(Records from a collection)
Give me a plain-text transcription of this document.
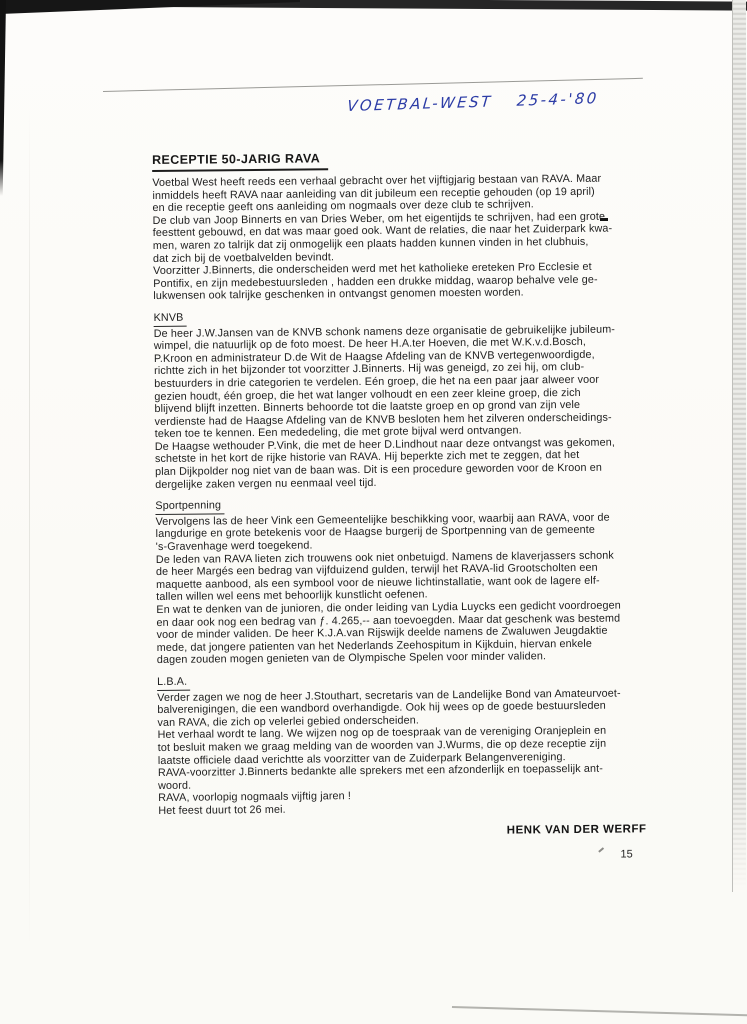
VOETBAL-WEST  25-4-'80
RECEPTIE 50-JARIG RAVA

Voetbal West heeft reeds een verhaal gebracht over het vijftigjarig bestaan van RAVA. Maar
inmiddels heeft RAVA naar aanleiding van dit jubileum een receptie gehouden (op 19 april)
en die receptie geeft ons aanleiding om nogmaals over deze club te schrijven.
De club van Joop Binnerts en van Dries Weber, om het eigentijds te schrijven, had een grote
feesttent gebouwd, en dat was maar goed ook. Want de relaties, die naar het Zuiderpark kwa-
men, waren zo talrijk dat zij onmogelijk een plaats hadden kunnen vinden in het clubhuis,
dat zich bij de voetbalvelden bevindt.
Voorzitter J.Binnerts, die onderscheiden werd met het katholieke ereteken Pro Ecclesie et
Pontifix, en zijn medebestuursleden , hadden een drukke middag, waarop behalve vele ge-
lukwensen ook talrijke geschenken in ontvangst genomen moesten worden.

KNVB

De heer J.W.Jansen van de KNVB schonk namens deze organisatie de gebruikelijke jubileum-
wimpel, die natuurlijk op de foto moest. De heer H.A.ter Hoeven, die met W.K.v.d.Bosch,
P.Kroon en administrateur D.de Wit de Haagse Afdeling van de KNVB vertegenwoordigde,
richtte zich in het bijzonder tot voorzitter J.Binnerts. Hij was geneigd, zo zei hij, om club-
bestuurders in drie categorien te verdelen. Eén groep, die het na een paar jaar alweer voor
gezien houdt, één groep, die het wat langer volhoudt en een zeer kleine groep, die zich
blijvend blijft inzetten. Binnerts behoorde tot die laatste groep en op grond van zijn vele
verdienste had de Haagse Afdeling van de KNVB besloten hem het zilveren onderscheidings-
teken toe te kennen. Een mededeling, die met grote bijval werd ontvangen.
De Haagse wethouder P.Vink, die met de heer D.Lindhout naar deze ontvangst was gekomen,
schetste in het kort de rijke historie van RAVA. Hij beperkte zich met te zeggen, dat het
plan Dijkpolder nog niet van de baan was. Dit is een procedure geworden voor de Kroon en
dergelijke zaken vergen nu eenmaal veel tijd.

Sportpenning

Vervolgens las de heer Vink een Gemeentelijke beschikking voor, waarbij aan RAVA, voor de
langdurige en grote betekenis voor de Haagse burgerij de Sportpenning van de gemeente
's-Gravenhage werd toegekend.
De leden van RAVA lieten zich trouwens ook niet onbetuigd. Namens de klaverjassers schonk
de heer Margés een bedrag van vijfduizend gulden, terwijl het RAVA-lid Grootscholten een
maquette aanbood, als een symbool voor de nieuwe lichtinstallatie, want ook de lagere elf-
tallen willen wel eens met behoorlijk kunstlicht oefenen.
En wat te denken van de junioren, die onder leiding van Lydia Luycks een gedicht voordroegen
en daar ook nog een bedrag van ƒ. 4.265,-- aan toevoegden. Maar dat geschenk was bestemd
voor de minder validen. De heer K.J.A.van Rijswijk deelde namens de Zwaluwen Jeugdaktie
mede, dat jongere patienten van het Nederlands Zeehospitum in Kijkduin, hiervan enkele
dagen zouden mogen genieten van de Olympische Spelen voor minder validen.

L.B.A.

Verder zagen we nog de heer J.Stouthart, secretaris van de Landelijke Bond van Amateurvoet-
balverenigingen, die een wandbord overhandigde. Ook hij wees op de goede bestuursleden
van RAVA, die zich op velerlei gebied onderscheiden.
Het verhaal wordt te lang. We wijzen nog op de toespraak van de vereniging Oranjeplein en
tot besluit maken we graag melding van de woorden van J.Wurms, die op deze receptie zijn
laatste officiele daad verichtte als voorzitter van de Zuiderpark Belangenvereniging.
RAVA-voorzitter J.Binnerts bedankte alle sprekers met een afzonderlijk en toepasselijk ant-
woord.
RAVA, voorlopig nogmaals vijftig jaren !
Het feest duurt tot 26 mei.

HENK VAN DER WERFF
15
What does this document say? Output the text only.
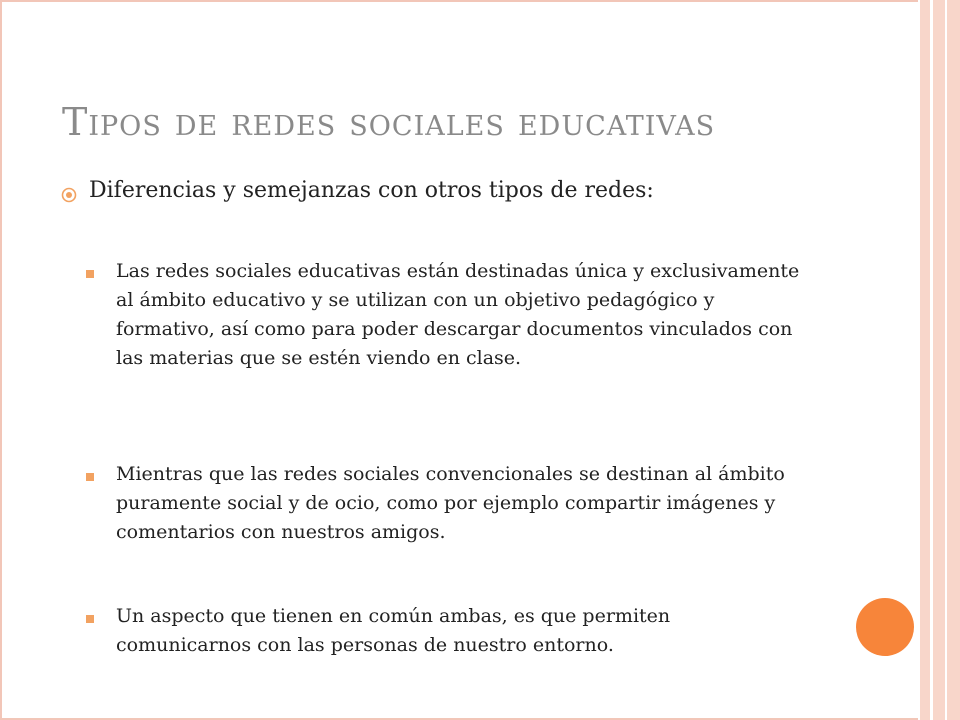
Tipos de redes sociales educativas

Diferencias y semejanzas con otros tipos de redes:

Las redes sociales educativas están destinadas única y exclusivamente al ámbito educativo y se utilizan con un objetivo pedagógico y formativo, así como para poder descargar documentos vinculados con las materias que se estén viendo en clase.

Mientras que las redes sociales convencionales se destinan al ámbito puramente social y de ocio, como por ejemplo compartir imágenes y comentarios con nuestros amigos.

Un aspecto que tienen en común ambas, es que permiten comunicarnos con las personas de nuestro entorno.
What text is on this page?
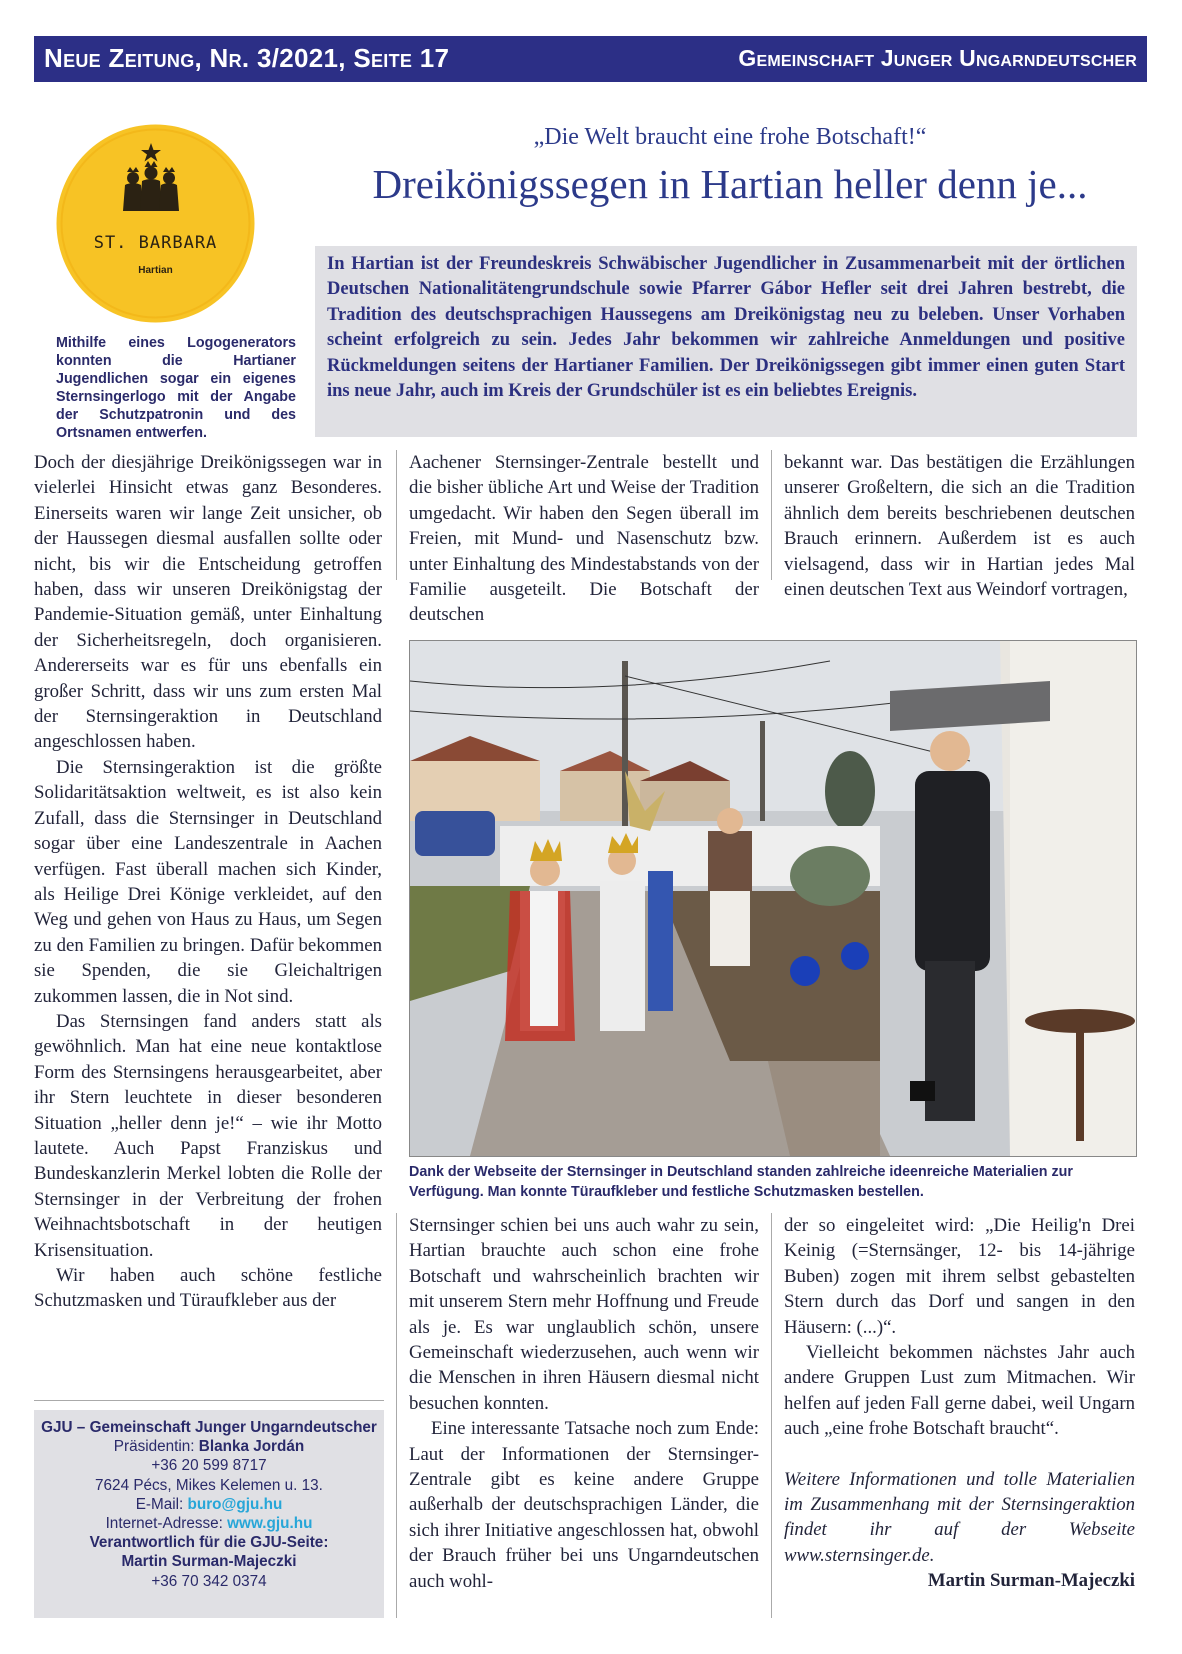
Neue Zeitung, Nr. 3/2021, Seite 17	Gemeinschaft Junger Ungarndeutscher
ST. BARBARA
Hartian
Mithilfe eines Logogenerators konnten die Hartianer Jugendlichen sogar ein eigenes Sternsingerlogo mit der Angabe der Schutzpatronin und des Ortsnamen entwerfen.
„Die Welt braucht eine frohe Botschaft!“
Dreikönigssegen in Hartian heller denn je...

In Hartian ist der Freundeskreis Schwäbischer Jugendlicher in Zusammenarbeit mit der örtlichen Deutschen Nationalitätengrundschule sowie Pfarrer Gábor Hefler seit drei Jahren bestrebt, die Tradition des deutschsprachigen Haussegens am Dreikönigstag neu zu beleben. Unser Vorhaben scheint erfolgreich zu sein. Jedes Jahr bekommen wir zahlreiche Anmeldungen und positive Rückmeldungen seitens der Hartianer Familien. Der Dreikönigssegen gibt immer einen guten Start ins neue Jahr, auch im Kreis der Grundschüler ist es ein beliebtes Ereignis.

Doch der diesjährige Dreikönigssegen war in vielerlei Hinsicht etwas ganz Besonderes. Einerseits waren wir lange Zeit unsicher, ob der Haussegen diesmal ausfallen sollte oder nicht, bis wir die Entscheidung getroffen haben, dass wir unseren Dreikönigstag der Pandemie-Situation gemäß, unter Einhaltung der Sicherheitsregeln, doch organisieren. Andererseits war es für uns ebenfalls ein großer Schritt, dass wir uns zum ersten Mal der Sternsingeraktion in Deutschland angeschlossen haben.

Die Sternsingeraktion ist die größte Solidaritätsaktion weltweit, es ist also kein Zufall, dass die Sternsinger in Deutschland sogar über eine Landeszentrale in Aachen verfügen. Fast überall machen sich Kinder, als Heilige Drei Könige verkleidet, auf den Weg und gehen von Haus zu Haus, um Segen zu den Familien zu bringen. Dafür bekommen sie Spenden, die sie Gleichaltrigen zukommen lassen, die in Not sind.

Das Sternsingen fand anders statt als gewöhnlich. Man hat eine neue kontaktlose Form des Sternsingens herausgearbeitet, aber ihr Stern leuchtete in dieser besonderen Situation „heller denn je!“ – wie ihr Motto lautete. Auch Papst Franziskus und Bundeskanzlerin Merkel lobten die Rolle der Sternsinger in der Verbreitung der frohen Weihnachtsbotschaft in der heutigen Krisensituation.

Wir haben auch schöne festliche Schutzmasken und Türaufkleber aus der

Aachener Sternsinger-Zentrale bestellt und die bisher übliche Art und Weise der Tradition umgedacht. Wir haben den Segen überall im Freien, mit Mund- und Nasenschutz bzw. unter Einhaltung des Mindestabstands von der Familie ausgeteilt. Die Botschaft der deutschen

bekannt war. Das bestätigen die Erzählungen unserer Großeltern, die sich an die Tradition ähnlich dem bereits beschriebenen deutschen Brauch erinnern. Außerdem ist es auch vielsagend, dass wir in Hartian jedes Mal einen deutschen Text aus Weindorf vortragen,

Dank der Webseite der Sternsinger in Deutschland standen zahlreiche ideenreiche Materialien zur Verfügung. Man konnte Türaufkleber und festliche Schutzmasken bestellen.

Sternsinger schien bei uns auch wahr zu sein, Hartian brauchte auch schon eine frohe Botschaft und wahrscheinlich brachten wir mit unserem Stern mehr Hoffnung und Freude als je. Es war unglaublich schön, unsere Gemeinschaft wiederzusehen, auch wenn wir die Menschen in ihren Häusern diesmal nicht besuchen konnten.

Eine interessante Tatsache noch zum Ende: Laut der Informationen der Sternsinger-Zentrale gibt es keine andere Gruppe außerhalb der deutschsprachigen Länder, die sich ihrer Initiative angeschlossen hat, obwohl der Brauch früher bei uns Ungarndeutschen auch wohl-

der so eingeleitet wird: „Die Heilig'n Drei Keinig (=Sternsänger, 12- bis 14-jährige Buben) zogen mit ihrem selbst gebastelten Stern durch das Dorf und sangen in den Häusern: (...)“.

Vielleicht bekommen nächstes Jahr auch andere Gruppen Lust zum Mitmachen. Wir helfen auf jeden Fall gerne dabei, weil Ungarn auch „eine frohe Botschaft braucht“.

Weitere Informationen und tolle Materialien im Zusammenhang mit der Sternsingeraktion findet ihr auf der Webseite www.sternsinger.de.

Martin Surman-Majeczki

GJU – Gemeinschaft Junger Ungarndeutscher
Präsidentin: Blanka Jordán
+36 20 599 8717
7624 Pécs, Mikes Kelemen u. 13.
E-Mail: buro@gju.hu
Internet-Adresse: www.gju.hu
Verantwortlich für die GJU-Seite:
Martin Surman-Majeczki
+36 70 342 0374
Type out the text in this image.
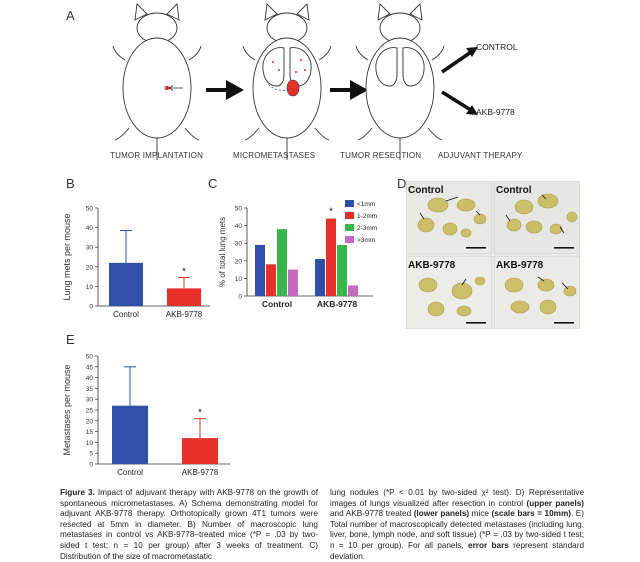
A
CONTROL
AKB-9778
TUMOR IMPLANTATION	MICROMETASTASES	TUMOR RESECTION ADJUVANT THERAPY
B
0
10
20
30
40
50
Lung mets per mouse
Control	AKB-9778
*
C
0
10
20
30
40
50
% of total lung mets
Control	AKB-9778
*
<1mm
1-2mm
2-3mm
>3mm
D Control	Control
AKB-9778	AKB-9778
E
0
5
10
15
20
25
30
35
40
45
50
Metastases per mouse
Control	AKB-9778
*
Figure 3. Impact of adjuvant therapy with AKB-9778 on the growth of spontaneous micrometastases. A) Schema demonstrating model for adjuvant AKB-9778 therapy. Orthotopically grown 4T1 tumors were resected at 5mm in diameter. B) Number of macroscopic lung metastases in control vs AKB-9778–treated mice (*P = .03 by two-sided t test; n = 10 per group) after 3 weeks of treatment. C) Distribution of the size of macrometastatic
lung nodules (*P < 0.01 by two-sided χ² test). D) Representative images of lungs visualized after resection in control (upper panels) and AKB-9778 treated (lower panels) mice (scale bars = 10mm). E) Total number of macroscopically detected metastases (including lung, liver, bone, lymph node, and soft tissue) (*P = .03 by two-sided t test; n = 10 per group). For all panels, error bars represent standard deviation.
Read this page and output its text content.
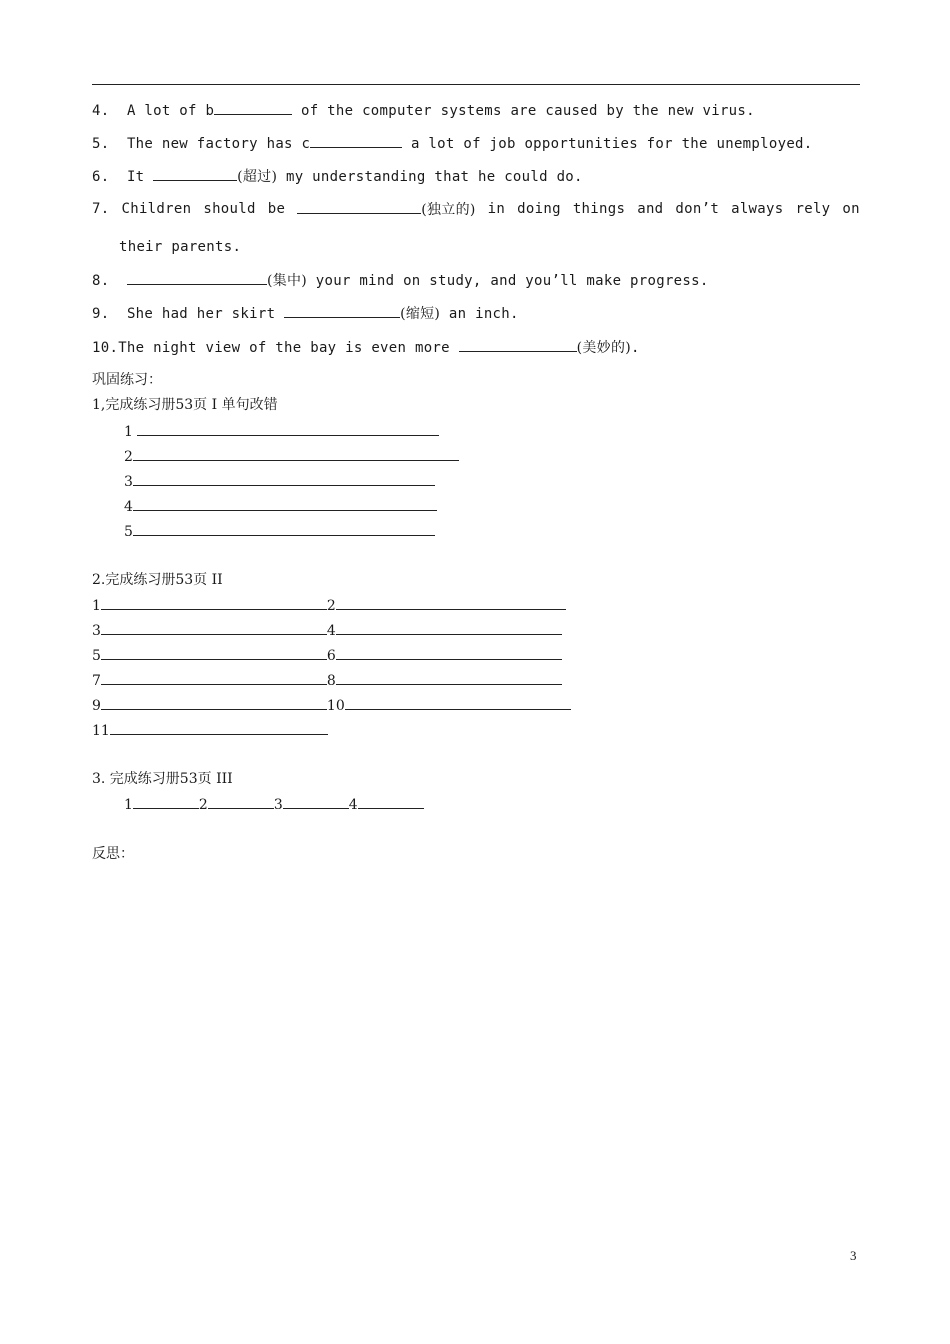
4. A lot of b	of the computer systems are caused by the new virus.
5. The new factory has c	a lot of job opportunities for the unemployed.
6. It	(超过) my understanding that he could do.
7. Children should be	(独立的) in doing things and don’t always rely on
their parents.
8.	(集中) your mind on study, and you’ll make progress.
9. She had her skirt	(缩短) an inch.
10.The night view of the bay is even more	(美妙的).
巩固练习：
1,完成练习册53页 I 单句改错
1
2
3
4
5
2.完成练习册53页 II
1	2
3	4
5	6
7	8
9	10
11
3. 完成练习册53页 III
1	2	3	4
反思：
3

— ASSIGNED TASK —
State how many lines of the data above contain the string "Familien", and give no other words.

— RESPONSE TO THE TASK —
2